(Problem a)
In the rows, substitute "y-axis-label" for "y-tick-label" in the stretch from "x-tick-label: Feb 2023 [203, 452, 237, 483]" through "bar [144, 169, 166, 445]", keeping everything else unchanged.

(Extract)
# # #
Last year Apple made headlines with the A11. The processor was launched alongside Face ID, the company's first attempt at making the iPhone perform heavy-duty neural computations. These, when coupled with features such as Animoji, necessitated separate cores for neural inferences. The A11 featured two DSP cores (supposedly from CEVA) that performed the calculations. The iPhone X and its Apple A11 processor were Apple's first attempt at dedicated silicon cores for neural networks. Now, the company's stepped up a notch.

But before we get to it, first it's also important to note another critical upgrade on last year's A11. The processor featured a brand new performance controller; a true game-changer for Apple in mobile hardware. This controller allowed the A11 to run all six cores simultaneously for intensive workloads. This fact cemented Apple's lead right at the top of smartphone processors.

With the A12 Apple has decided to take things slow for performance. This was expected as Cupertino's rarely made two big jumps consecutively in the area. The A12 Bionic features similar core count and clusters as its predecessor did. These are two high-performance and four power efficiency cores. The company claims that the high-performance cores (Moonsoon for the A11) are 40% more efficient and 15% faster than their predecessors.

A New Eight-Core Neural Processing Unit Takes Center Stage On The 2018 iPhone Lineup's 7nm A12 Processor

The low-performance cores (Mistral for the A10) feature a 50% power efficiency gain over the A11. Apple remains tight-lipped on other details for the A12's CPU. Things will clear up once 2018 iPhone teardowns are complete.

The processor also features a major transistor gain over the A11. While last year's smartphone chip from Apple came with 4.3 billion transistors, the A12 takes this up to 6.9 billion. That's a 60% increase which is undoubtedly facilitated by TSMC's N7.

Moving towards the GPU, we've got no architectural details right now, except that it's also a custom design. The first such instance surfaced on the A8 which featured custom shader cores and compiler. While Apple officially parted ways from Imagination Technologies last year, the company's worked on custom designs long before that. It also cut down precision point values in half earlier and this fact now makes an appearance with the A12 Bionic's NPU.
# # #
(Material for this exercise)
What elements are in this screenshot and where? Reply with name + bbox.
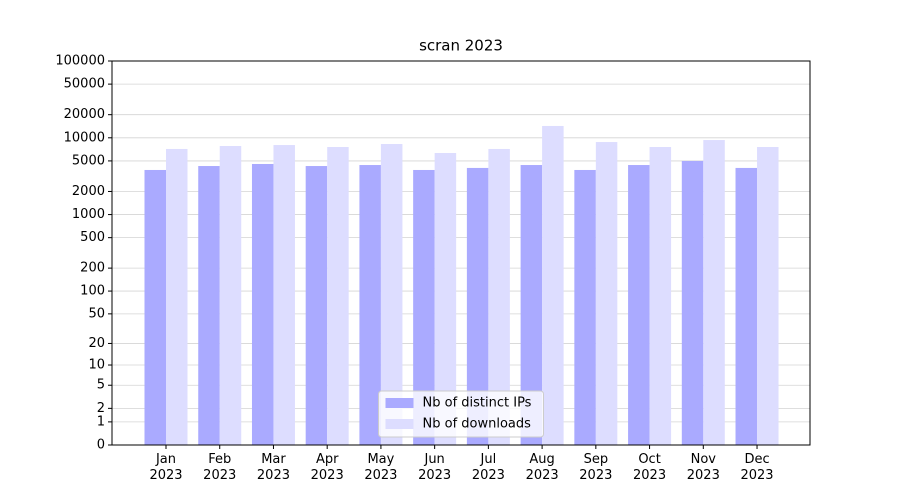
x-tick-label: Feb 2023 [203, 452, 237, 483]
y-tick-label: 200 [80, 261, 105, 276]
y-tick-label: 20000 [64, 107, 105, 122]
bar [198, 166, 220, 445]
y-tick-label: 10000 [64, 130, 105, 145]
legend-label: Nb of downloads [423, 417, 532, 432]
bar [681, 160, 704, 446]
y-tick-label: 10 [88, 358, 105, 373]
bar [327, 146, 349, 446]
x-tick-label: Dec 2023 [740, 452, 774, 483]
legend-swatch [385, 398, 414, 408]
bar [520, 165, 543, 445]
y-tick-label: 2000 [72, 184, 105, 199]
y-tick-label: 2 [97, 401, 105, 416]
x-tick-label: Jan 2023 [149, 452, 183, 483]
legend-box [378, 390, 544, 438]
x-tick-label: Sep 2023 [579, 452, 613, 483]
bar [144, 169, 166, 445]
y-tick-label: 50 [88, 306, 105, 321]
bar [413, 169, 435, 445]
chart-title: scran 2023 [419, 37, 503, 55]
y-tick-label: 50000 [64, 77, 105, 92]
x-tick-label: Apr 2023 [310, 452, 344, 483]
x-tick-label: Jul 2023 [471, 452, 505, 483]
legend-label: Nb of distinct IPs [423, 396, 532, 411]
bar [380, 144, 403, 445]
bar [219, 145, 242, 445]
bar [359, 165, 381, 445]
x-tick-label: Mar 2023 [256, 452, 290, 483]
y-tick-label: 0 [97, 438, 105, 453]
x-tick-label: Nov 2023 [686, 452, 720, 483]
bar [757, 146, 779, 446]
y-tick-label: 5000 [72, 153, 105, 168]
bar [703, 140, 725, 445]
bar [542, 125, 564, 445]
y-tick-label: 1 [97, 414, 105, 429]
x-tick-label: May 2023 [364, 452, 398, 483]
x-tick-label: Oct 2023 [633, 452, 667, 483]
bar [735, 167, 758, 445]
y-tick-label: 5 [97, 378, 105, 393]
bar [251, 163, 274, 445]
bar [273, 145, 295, 445]
y-tick-label: 100000 [55, 54, 105, 69]
bar [166, 148, 188, 445]
plot-frame [111, 60, 811, 446]
legend-swatch [385, 419, 414, 429]
x-tick-label: Jun 2023 [418, 452, 452, 483]
y-tick-label: 1000 [72, 207, 105, 222]
bar [305, 166, 328, 445]
y-tick-label: 20 [88, 336, 105, 351]
bar [649, 146, 672, 446]
y-tick-label: 500 [80, 230, 105, 245]
x-tick-label: Aug 2023 [525, 452, 559, 483]
bar [574, 169, 596, 445]
y-tick-label: 100 [80, 284, 105, 299]
bar [488, 148, 510, 445]
bar [434, 152, 457, 445]
bar [595, 142, 618, 445]
bar [466, 167, 489, 445]
bar [628, 165, 650, 445]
# # #
(Problem b)
Copy the stretch of the Apple A12 text from "The processor also" through "A12 Bionic's NPU.".

(Written solution a)
x-tick-label: Feb 2023 [203, 452, 237, 483]
y-axis-label: 200 [80, 261, 105, 276]
y-axis-label: 20000 [64, 107, 105, 122]
bar [198, 166, 220, 445]
y-axis-label: 10000 [64, 130, 105, 145]
legend-label: Nb of downloads [423, 417, 532, 432]
bar [681, 160, 704, 446]
y-axis-label: 10 [88, 358, 105, 373]
bar [327, 146, 349, 446]
x-tick-label: Dec 2023 [740, 452, 774, 483]
legend-swatch [385, 398, 414, 408]
bar [520, 165, 543, 445]
y-axis-label: 2000 [72, 184, 105, 199]
y-axis-label: 2 [97, 401, 105, 416]
x-tick-label: Jan 2023 [149, 452, 183, 483]
legend-box [378, 390, 544, 438]
x-tick-label: Sep 2023 [579, 452, 613, 483]
bar [144, 169, 166, 445]

(Written solution b)
The processor also features a major transistor gain over the A11. While last year's smartphone chip from Apple came with 4.3 billion transistors, the A12 takes this up to 6.9 billion. That's a 60% increase which is undoubtedly facilitated by TSMC's N7.

Moving towards the GPU, we've got no architectural details right now, except that it's also a custom design. The first such instance surfaced on the A8 which featured custom shader cores and compiler. While Apple officially parted ways from Imagination Technologies last year, the company's worked on custom designs long before that. It also cut down precision point values in half earlier and this fact now makes an appearance with the A12 Bionic's NPU.